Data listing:
◆ ◆ ◆ ◆

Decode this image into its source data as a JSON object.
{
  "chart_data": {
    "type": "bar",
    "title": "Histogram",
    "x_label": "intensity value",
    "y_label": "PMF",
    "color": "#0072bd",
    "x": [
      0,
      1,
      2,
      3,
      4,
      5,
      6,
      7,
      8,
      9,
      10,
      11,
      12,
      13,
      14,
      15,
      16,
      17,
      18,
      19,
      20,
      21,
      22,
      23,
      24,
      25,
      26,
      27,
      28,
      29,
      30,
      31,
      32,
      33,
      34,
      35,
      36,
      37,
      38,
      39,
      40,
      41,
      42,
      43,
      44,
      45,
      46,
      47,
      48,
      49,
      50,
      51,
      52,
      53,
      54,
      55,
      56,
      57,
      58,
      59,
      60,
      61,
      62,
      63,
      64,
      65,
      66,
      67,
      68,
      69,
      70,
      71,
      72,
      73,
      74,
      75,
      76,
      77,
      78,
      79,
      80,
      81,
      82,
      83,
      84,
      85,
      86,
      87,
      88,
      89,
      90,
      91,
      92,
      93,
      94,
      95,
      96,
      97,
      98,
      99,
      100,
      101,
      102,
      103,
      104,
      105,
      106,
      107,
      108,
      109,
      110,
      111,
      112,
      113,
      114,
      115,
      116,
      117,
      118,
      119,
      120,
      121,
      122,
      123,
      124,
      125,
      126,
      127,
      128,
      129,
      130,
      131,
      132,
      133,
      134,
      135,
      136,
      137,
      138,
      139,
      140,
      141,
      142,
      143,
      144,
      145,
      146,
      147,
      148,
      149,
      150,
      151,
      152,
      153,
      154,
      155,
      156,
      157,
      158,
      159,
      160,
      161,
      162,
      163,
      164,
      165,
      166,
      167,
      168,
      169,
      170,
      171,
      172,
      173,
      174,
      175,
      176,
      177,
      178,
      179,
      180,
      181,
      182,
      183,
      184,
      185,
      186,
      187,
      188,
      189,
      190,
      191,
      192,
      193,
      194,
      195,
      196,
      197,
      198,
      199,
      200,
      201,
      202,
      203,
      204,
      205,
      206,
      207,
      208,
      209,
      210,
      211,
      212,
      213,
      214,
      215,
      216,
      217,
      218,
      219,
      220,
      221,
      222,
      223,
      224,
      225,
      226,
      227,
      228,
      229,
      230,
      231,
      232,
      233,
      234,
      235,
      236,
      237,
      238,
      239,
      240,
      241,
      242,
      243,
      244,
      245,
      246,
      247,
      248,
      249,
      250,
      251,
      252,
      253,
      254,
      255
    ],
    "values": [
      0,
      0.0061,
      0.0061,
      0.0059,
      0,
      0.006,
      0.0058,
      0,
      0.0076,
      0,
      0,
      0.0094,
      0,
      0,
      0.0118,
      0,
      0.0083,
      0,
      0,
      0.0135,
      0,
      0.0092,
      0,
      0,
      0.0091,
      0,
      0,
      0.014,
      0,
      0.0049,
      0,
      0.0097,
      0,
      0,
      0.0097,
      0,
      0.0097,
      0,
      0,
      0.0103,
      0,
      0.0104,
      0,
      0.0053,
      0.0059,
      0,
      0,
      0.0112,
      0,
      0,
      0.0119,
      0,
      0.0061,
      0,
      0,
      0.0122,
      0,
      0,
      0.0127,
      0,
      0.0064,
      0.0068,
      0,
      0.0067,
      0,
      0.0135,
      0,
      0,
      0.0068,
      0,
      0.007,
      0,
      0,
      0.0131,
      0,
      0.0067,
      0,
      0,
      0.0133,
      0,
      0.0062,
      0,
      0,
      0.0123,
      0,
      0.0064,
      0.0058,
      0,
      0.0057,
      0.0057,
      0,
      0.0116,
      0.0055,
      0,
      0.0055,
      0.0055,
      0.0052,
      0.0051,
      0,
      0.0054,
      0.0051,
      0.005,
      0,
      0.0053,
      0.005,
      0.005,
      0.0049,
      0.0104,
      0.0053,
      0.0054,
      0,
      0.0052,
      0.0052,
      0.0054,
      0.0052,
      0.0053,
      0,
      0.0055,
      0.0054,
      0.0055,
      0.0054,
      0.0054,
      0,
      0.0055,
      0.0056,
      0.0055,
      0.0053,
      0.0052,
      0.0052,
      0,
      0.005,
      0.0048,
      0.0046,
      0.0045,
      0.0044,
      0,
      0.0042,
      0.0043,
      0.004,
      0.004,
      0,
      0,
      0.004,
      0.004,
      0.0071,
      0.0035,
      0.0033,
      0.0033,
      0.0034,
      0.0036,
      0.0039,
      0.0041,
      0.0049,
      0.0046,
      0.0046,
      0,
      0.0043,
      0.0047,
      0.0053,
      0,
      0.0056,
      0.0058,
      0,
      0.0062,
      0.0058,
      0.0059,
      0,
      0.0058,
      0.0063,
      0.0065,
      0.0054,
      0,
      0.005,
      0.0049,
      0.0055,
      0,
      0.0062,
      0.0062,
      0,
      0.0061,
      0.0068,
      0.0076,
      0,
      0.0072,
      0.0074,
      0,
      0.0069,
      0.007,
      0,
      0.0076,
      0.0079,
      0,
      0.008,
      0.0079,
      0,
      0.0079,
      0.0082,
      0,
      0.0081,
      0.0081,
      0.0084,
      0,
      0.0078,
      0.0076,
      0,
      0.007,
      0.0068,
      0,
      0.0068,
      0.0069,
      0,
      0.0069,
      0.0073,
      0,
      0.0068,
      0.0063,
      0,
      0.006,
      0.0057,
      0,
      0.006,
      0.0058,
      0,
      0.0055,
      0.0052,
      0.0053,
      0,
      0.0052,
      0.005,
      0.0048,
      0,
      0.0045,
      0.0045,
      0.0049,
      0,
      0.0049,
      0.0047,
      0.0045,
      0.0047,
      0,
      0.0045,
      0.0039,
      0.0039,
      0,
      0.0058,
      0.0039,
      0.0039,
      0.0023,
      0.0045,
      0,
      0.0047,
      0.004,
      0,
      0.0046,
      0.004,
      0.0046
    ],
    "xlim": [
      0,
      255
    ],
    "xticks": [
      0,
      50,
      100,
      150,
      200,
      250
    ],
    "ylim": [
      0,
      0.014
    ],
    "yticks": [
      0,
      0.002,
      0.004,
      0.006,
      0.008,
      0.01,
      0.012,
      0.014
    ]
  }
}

◆ ◆ ◆ ◆

▸ **DIRECTIONS FOR THIS TASK**
Faithfully copy every entry, leaving nothing out.

▸ **TASK RESULT**
Decode this image into its source data as a JSON object.
{
  "chart_data": {
    "type": "bar",
    "title": "Histogram",
    "x_label": "intensity value",
    "y_label": "PMF",
    "color": "#0072bd",
    "x": [
      0,
      1,
      2,
      3,
      4,
      5,
      6,
      7,
      8,
      9,
      10,
      11,
      12,
      13,
      14,
      15,
      16,
      17,
      18,
      19,
      20,
      21,
      22,
      23,
      24,
      25,
      26,
      27,
      28,
      29,
      30,
      31,
      32,
      33,
      34,
      35,
      36,
      37,
      38,
      39,
      40,
      41,
      42,
      43,
      44,
      45,
      46,
      47,
      48,
      49,
      50,
      51,
      52,
      53,
      54,
      55,
      56,
      57,
      58,
      59,
      60,
      61,
      62,
      63,
      64,
      65,
      66,
      67,
      68,
      69,
      70,
      71,
      72,
      73,
      74,
      75,
      76,
      77,
      78,
      79,
      80,
      81,
      82,
      83,
      84,
      85,
      86,
      87,
      88,
      89,
      90,
      91,
      92,
      93,
      94,
      95,
      96,
      97,
      98,
      99,
      100,
      101,
      102,
      103,
      104,
      105,
      106,
      107,
      108,
      109,
      110,
      111,
      112,
      113,
      114,
      115,
      116,
      117,
      118,
      119,
      120,
      121,
      122,
      123,
      124,
      125,
      126,
      127,
      128,
      129,
      130,
      131,
      132,
      133,
      134,
      135,
      136,
      137,
      138,
      139,
      140,
      141,
      142,
      143,
      144,
      145,
      146,
      147,
      148,
      149,
      150,
      151,
      152,
      153,
      154,
      155,
      156,
      157,
      158,
      159,
      160,
      161,
      162,
      163,
      164,
      165,
      166,
      167,
      168,
      169,
      170,
      171,
      172,
      173,
      174,
      175,
      176,
      177,
      178,
      179,
      180,
      181,
      182,
      183,
      184,
      185,
      186,
      187,
      188,
      189,
      190,
      191,
      192,
      193,
      194,
      195,
      196,
      197,
      198,
      199,
      200,
      201,
      202,
      203,
      204,
      205,
      206,
      207,
      208,
      209,
      210,
      211,
      212,
      213,
      214,
      215,
      216,
      217,
      218,
      219,
      220,
      221,
      222,
      223,
      224,
      225,
      226,
      227,
      228,
      229,
      230,
      231,
      232,
      233,
      234,
      235,
      236,
      237,
      238,
      239,
      240,
      241,
      242,
      243,
      244,
      245,
      246,
      247,
      248,
      249,
      250,
      251,
      252,
      253,
      254,
      255
    ],
    "values": [
      0,
      0.0061,
      0.0061,
      0.0059,
      0,
      0.006,
      0.0058,
      0,
      0.0076,
      0,
      0,
      0.0094,
      0,
      0,
      0.0118,
      0,
      0.0083,
      0,
      0,
      0.0135,
      0,
      0.0092,
      0,
      0,
      0.0091,
      0,
      0,
      0.014,
      0,
      0.0049,
      0,
      0.0097,
      0,
      0,
      0.0097,
      0,
      0.0097,
      0,
      0,
      0.0103,
      0,
      0.0104,
      0,
      0.0053,
      0.0059,
      0,
      0,
      0.0112,
      0,
      0,
      0.0119,
      0,
      0.0061,
      0,
      0,
      0.0122,
      0,
      0,
      0.0127,
      0,
      0.0064,
      0.0068,
      0,
      0.0067,
      0,
      0.0135,
      0,
      0,
      0.0068,
      0,
      0.007,
      0,
      0,
      0.0131,
      0,
      0.0067,
      0,
      0,
      0.0133,
      0,
      0.0062,
      0,
      0,
      0.0123,
      0,
      0.0064,
      0.0058,
      0,
      0.0057,
      0.0057,
      0,
      0.0116,
      0.0055,
      0,
      0.0055,
      0.0055,
      0.0052,
      0.0051,
      0,
      0.0054,
      0.0051,
      0.005,
      0,
      0.0053,
      0.005,
      0.005,
      0.0049,
      0.0104,
      0.0053,
      0.0054,
      0,
      0.0052,
      0.0052,
      0.0054,
      0.0052,
      0.0053,
      0,
      0.0055,
      0.0054,
      0.0055,
      0.0054,
      0.0054,
      0,
      0.0055,
      0.0056,
      0.0055,
      0.0053,
      0.0052,
      0.0052,
      0,
      0.005,
      0.0048,
      0.0046,
      0.0045,
      0.0044,
      0,
      0.0042,
      0.0043,
      0.004,
      0.004,
      0,
      0,
      0.004,
      0.004,
      0.0071,
      0.0035,
      0.0033,
      0.0033,
      0.0034,
      0.0036,
      0.0039,
      0.0041,
      0.0049,
      0.0046,
      0.0046,
      0,
      0.0043,
      0.0047,
      0.0053,
      0,
      0.0056,
      0.0058,
      0,
      0.0062,
      0.0058,
      0.0059,
      0,
      0.0058,
      0.0063,
      0.0065,
      0.0054,
      0,
      0.005,
      0.0049,
      0.0055,
      0,
      0.0062,
      0.0062,
      0,
      0.0061,
      0.0068,
      0.0076,
      0,
      0.0072,
      0.0074,
      0,
      0.0069,
      0.007,
      0,
      0.0076,
      0.0079,
      0,
      0.008,
      0.0079,
      0,
      0.0079,
      0.0082,
      0,
      0.0081,
      0.0081,
      0.0084,
      0,
      0.0078,
      0.0076,
      0,
      0.007,
      0.0068,
      0,
      0.0068,
      0.0069,
      0,
      0.0069,
      0.0073,
      0,
      0.0068,
      0.0063,
      0,
      0.006,
      0.0057,
      0,
      0.006,
      0.0058,
      0,
      0.0055,
      0.0052,
      0.0053,
      0,
      0.0052,
      0.005,
      0.0048,
      0,
      0.0045,
      0.0045,
      0.0049,
      0,
      0.0049,
      0.0047,
      0.0045,
      0.0047,
      0,
      0.0045,
      0.0039,
      0.0039,
      0,
      0.0058,
      0.0039,
      0.0039,
      0.0023,
      0.0045,
      0,
      0.0047,
      0.004,
      0,
      0.0046,
      0.004,
      0.0046
    ],
    "xlim": [
      0,
      255
    ],
    "xticks": [
      0,
      50,
      100,
      150,
      200,
      250
    ],
    "ylim": [
      0,
      0.014
    ],
    "yticks": [
      0,
      0.002,
      0.004,
      0.006,
      0.008,
      0.01,
      0.012,
      0.014
    ]
  }
}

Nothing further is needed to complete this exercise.